(Records from a collection of figures)
..............................

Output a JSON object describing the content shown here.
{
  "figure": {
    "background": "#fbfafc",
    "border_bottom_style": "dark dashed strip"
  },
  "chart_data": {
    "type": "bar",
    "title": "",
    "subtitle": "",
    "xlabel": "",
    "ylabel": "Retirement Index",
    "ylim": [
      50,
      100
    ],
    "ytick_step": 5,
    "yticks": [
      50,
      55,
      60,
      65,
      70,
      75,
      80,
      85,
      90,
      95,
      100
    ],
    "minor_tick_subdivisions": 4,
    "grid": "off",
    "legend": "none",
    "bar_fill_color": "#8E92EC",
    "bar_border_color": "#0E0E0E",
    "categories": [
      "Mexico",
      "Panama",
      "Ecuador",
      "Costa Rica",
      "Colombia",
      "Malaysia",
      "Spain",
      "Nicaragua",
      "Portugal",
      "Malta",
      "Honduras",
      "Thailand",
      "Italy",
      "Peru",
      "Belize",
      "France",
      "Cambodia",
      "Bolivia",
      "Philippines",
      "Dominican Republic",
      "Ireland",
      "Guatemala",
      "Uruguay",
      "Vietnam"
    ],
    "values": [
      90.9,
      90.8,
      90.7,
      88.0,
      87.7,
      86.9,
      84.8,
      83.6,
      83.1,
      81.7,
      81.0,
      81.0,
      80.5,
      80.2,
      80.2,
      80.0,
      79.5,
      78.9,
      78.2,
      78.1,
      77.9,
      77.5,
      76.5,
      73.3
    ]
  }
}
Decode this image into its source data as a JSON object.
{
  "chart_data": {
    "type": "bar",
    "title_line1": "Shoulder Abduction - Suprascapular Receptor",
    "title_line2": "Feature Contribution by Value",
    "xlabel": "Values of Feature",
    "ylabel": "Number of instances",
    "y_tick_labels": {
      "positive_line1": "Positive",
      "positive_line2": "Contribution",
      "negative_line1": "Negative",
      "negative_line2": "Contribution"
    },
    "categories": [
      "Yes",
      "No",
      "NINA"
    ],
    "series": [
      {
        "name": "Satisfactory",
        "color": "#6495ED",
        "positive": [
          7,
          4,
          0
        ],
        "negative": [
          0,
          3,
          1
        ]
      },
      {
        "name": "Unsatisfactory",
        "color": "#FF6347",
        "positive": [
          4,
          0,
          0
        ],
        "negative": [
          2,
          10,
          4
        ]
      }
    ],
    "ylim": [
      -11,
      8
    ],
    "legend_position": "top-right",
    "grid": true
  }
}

..............................

▶ **TASK DETAILS**: Exactly repeat the lines from the line that contains "Decode this image" to the end of the entries, both included, and leave out all other lines.

▶ **WRITTEN ANSWER**:
Decode this image into its source data as a JSON object.
{
  "chart_data": {
    "type": "bar",
    "title_line1": "Shoulder Abduction - Suprascapular Receptor",
    "title_line2": "Feature Contribution by Value",
    "xlabel": "Values of Feature",
    "ylabel": "Number of instances",
    "y_tick_labels": {
      "positive_line1": "Positive",
      "positive_line2": "Contribution",
      "negative_line1": "Negative",
      "negative_line2": "Contribution"
    },
    "categories": [
      "Yes",
      "No",
      "NINA"
    ],
    "series": [
      {
        "name": "Satisfactory",
        "color": "#6495ED",
        "positive": [
          7,
          4,
          0
        ],
        "negative": [
          0,
          3,
          1
        ]
      },
      {
        "name": "Unsatisfactory",
        "color": "#FF6347",
        "positive": [
          4,
          0,
          0
        ],
        "negative": [
          2,
          10,
          4
        ]
      }
    ],
    "ylim": [
      -11,
      8
    ],
    "legend_position": "top-right",
    "grid": true
  }
}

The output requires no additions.